- OBJECTIVE: Among the entries below, find the lines with "ROMANOS" and copy them.

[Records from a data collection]
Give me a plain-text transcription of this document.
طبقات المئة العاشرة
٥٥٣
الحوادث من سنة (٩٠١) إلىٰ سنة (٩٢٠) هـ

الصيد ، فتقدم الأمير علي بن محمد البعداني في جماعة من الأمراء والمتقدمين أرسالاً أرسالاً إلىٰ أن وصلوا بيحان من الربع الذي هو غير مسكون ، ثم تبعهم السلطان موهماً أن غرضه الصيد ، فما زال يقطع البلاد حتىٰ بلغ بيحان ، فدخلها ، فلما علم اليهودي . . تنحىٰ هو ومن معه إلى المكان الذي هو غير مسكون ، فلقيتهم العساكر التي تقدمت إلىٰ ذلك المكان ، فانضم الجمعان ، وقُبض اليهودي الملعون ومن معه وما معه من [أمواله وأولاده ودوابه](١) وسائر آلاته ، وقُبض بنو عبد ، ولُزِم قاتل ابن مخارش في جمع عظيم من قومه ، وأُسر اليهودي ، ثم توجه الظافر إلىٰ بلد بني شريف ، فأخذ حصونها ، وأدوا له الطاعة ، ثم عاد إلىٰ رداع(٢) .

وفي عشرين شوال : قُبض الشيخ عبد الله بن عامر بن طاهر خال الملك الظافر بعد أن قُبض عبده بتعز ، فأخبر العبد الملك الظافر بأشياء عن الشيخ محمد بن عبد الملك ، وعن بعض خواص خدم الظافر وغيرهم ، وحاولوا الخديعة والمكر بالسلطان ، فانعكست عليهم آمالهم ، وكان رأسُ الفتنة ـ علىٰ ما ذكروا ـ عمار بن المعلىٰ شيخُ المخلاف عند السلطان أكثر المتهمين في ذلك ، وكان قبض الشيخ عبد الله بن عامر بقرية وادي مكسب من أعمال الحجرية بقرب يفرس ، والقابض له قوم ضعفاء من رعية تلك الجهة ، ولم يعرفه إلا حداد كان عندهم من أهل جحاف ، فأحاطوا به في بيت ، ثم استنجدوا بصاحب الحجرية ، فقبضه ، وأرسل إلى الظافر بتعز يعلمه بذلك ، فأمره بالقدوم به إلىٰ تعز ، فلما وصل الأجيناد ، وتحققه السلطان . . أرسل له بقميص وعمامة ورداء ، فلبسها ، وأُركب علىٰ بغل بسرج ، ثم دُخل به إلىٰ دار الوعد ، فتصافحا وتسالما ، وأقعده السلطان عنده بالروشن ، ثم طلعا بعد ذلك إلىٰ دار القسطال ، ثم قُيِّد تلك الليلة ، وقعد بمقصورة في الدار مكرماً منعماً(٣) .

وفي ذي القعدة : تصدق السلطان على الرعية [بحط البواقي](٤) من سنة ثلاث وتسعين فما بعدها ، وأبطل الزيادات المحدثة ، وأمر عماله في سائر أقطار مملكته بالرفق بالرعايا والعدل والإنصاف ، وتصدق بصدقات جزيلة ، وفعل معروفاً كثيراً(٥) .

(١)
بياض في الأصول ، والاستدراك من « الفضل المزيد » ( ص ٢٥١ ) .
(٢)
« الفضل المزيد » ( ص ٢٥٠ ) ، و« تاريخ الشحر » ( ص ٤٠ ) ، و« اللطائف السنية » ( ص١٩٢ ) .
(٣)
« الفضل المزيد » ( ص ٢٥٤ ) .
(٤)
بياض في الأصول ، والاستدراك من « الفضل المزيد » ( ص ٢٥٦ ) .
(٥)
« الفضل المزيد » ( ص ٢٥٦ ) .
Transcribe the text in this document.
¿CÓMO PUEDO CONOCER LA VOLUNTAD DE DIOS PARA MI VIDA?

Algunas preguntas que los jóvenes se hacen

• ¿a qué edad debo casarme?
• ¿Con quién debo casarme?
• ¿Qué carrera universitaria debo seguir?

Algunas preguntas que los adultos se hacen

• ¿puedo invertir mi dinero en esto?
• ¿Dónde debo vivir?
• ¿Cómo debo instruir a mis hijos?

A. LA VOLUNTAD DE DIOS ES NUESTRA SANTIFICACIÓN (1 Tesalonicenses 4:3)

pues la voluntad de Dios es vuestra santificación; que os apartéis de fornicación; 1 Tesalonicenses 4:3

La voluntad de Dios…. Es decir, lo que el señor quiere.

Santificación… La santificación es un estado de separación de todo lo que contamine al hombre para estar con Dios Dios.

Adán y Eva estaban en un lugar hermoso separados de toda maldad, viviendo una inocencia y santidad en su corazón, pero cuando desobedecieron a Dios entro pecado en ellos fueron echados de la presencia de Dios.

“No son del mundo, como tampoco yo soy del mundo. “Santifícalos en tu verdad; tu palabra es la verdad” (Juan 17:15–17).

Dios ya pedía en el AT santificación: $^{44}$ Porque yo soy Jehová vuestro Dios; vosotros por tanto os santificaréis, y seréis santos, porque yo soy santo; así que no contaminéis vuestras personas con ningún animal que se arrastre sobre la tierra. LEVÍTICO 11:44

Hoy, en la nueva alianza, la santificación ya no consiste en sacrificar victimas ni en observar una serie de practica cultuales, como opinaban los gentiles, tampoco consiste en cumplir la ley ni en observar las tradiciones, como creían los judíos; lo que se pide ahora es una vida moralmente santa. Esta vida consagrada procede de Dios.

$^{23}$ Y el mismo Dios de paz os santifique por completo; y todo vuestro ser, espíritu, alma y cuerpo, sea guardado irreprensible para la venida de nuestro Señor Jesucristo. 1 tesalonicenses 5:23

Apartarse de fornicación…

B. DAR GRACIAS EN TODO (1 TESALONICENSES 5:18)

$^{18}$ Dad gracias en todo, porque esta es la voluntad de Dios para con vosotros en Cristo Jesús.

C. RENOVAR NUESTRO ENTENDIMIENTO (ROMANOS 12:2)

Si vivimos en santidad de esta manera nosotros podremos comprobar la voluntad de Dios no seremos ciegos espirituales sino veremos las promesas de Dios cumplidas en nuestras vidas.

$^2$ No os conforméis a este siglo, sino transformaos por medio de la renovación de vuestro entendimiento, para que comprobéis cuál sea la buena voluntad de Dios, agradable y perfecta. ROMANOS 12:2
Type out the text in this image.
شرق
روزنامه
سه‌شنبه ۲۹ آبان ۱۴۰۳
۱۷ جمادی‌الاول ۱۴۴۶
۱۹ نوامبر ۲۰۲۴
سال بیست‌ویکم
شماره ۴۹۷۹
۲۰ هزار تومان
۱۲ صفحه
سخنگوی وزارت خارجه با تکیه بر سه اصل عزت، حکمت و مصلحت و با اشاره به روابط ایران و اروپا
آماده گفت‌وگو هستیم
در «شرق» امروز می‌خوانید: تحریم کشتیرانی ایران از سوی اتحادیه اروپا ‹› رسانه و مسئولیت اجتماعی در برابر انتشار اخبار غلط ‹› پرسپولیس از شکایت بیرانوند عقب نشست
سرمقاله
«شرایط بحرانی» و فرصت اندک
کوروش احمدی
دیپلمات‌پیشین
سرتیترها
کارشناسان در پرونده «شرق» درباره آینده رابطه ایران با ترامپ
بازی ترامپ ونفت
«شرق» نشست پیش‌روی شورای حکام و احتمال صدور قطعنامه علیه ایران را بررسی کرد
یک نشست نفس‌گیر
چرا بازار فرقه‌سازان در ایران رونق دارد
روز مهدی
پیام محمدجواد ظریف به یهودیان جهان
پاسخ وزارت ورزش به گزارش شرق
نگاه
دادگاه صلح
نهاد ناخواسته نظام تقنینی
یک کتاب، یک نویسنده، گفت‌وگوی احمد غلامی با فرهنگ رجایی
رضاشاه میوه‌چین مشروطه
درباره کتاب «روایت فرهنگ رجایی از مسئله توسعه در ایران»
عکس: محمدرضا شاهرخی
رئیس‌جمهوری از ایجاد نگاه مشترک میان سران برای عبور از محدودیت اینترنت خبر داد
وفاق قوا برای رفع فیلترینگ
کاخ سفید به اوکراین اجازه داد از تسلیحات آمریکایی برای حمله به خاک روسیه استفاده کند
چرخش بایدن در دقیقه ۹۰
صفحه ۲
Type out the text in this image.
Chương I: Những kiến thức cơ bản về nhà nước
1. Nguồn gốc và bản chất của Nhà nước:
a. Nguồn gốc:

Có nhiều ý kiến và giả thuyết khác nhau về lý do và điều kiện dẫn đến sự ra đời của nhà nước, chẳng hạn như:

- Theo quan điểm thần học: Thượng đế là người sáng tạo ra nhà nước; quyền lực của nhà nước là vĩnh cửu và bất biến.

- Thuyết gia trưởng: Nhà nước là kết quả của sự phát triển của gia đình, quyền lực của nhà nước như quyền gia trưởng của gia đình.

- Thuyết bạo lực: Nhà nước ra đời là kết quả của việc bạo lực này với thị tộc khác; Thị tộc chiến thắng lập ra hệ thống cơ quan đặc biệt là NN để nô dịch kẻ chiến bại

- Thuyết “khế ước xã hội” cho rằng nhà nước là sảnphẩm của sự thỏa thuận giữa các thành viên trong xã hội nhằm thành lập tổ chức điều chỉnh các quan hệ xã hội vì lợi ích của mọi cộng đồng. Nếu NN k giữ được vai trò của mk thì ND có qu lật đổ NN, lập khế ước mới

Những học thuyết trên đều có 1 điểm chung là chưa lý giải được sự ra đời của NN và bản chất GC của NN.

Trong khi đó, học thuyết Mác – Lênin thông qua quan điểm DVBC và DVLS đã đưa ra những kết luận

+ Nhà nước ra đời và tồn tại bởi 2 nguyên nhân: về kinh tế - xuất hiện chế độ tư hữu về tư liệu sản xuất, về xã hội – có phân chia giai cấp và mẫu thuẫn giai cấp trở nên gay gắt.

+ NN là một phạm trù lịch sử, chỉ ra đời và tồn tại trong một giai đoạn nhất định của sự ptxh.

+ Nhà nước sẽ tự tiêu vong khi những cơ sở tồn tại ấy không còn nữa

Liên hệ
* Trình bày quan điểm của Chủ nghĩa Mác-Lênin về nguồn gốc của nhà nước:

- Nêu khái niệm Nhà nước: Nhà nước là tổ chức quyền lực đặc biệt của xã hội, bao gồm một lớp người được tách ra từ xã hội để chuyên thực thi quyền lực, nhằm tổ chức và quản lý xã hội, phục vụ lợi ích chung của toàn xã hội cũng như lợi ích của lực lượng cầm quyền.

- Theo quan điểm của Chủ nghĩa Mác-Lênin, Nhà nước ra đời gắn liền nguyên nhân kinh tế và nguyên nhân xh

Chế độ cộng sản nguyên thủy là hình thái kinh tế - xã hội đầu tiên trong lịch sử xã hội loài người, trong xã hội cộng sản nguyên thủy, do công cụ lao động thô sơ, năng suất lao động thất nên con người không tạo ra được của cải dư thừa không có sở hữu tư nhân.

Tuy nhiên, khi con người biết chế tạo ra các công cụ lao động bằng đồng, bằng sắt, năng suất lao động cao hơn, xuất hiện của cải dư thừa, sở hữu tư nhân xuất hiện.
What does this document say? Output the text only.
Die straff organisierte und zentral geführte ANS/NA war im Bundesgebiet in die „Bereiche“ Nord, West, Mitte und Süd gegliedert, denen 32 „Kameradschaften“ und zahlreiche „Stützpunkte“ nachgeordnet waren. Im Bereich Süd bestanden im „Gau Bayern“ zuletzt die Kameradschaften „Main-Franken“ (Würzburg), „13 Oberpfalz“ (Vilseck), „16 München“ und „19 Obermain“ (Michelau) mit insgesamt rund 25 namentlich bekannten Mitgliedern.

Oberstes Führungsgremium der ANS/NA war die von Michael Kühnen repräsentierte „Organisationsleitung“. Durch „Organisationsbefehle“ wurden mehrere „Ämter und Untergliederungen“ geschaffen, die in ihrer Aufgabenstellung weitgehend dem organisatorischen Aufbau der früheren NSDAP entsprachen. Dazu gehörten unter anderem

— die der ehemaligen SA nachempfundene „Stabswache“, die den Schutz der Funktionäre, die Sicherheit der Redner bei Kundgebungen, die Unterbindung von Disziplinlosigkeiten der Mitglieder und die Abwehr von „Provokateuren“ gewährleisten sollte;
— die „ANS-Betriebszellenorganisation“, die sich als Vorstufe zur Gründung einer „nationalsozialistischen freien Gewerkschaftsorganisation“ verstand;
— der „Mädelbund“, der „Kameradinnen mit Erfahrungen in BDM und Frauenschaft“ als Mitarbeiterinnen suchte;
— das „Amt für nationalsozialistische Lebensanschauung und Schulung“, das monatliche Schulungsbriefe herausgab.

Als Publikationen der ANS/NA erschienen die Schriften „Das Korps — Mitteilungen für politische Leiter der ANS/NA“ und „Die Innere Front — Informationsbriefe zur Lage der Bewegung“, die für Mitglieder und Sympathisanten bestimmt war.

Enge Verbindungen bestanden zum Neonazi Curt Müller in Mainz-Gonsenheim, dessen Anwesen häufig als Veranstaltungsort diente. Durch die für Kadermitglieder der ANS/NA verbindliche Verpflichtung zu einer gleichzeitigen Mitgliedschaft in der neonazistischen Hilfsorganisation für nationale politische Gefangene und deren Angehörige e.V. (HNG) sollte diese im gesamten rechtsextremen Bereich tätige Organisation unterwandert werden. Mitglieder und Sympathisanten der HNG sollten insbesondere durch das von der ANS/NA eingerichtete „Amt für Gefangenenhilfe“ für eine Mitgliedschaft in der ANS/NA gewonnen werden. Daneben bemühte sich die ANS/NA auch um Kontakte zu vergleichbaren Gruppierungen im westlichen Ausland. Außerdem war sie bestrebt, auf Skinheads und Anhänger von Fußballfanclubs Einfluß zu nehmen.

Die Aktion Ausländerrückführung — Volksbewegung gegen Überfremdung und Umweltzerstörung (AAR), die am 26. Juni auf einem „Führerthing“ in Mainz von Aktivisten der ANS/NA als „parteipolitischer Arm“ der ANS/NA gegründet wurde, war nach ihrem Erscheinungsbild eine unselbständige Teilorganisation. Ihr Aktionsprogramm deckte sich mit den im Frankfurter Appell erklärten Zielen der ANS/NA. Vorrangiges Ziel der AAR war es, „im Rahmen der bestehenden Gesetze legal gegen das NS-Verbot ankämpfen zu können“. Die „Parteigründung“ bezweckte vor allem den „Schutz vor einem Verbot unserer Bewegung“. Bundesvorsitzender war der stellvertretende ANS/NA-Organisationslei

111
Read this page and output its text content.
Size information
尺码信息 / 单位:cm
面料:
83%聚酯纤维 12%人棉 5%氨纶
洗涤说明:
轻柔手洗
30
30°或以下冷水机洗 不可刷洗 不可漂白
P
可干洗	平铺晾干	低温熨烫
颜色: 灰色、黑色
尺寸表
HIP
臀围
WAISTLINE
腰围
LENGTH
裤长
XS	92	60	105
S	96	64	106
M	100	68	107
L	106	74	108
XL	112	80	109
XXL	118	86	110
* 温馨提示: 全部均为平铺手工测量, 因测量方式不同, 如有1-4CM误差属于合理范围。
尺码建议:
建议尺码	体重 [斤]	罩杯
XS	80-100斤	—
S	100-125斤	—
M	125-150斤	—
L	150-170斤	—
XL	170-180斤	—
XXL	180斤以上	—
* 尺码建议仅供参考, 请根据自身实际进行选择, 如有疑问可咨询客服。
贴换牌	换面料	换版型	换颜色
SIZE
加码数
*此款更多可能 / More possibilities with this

- COMPLETED TASK:
C. RENOVAR NUESTRO ENTENDIMIENTO (ROMANOS 12:2)
$^2$ No os conforméis a este siglo, sino transformaos por medio de la renovación de vuestro entendimiento, para que comprobéis cuál sea la buena voluntad de Dios, agradable y perfecta. ROMANOS 12:2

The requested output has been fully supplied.